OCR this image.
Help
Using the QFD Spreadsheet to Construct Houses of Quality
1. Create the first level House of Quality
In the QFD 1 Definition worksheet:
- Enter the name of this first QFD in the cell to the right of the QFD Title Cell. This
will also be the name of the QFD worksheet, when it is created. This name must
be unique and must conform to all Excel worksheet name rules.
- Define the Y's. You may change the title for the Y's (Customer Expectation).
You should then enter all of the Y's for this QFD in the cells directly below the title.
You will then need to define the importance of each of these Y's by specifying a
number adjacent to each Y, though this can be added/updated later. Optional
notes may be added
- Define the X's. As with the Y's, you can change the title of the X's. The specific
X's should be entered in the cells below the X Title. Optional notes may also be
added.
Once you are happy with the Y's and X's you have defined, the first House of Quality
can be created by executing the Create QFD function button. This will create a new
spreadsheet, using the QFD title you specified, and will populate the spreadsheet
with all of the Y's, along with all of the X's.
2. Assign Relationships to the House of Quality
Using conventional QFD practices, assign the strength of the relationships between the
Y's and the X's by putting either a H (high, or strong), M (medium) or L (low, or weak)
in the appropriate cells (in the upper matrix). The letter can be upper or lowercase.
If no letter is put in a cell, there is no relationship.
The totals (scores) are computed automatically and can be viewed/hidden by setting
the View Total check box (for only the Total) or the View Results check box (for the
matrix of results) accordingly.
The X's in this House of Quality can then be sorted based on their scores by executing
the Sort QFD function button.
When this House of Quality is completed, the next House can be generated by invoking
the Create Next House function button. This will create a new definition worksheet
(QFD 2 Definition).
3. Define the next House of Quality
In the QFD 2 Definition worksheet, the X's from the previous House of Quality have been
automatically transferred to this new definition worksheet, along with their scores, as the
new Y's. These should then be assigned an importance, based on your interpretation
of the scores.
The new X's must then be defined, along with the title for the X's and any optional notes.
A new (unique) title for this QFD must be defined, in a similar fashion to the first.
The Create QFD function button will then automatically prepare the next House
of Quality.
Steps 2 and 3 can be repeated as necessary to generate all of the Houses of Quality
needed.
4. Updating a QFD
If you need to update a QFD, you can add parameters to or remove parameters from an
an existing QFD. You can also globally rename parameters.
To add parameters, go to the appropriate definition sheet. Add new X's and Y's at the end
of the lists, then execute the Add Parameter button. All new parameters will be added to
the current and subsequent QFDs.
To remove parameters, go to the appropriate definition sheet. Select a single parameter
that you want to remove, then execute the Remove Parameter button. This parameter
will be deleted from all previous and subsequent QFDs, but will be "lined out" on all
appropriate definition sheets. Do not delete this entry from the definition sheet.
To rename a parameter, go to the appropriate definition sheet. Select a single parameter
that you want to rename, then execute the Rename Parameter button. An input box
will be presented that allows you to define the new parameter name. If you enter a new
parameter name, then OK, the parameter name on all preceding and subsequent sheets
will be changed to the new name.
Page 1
━━━━━━━━
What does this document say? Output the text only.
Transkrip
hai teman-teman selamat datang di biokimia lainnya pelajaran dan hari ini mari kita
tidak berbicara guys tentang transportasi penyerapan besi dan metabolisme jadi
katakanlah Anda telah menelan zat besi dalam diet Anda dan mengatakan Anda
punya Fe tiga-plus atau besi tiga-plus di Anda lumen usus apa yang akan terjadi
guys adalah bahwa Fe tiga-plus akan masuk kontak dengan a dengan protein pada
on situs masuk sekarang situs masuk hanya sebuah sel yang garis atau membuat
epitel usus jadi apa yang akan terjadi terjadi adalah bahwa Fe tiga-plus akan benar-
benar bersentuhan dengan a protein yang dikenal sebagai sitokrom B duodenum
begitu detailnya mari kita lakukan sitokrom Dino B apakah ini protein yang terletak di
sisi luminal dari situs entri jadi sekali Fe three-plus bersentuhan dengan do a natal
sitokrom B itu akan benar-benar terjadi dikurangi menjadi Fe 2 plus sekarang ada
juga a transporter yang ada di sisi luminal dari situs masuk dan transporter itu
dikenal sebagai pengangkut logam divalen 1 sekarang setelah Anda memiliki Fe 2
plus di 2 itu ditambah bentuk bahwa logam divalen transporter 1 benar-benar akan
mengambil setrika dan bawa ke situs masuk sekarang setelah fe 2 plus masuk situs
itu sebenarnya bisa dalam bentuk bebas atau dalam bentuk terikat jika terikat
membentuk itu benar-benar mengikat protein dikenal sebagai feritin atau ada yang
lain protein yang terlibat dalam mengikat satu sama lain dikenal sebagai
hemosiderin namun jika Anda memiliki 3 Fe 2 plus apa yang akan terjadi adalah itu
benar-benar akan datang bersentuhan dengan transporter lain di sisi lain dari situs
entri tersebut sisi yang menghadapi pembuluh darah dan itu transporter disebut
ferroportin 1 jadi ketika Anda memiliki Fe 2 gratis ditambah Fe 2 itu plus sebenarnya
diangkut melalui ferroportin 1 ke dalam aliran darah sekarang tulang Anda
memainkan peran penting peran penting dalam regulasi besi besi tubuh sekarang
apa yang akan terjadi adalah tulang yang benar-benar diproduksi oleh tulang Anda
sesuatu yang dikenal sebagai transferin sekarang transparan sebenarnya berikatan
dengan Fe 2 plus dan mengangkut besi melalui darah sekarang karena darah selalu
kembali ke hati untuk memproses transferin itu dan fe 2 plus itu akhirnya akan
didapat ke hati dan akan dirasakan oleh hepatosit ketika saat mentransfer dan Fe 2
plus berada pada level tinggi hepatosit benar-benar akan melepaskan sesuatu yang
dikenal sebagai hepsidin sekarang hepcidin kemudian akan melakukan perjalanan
━━━━━━━━
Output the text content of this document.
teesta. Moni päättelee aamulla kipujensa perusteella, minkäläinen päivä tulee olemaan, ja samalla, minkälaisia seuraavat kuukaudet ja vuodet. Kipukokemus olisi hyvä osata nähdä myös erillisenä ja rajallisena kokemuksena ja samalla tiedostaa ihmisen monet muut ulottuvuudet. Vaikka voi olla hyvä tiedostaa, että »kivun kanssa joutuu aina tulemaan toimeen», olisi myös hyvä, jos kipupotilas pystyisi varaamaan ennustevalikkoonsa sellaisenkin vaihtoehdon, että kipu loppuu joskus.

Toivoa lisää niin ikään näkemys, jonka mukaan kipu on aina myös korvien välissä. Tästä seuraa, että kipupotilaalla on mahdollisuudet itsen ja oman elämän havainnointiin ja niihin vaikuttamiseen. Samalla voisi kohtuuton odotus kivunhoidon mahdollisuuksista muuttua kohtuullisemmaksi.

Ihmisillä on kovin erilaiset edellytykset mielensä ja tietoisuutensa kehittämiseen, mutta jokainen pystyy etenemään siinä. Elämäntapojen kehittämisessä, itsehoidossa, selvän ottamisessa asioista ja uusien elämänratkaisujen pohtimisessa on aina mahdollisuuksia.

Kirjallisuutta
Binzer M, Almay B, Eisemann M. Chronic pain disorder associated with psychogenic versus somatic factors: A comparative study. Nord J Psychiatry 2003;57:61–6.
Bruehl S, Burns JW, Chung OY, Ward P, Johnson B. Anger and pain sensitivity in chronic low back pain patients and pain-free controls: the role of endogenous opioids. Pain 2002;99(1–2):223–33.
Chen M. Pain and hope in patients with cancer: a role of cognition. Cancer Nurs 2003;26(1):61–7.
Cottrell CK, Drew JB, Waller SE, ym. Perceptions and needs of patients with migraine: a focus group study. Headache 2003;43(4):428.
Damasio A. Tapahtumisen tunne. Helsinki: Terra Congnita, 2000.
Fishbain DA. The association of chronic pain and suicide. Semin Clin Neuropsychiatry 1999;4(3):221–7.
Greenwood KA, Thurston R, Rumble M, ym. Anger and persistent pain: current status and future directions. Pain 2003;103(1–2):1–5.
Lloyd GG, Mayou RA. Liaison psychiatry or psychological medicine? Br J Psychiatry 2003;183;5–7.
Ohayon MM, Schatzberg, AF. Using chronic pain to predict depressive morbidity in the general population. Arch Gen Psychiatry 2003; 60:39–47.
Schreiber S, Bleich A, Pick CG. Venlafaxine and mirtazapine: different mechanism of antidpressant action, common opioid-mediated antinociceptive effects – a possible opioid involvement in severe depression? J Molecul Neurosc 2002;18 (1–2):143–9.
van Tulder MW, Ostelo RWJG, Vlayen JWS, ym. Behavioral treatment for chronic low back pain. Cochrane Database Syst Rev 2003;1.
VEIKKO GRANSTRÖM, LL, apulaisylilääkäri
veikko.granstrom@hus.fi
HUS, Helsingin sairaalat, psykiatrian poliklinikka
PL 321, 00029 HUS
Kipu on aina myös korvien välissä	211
━━━━━━━━
» Description of the task
Which lines of the material contain "matrix"? List them.

» Result below
in the appropriate cells (in the upper matrix). The letter can be upper or lowercase.
matrix of results) accordingly.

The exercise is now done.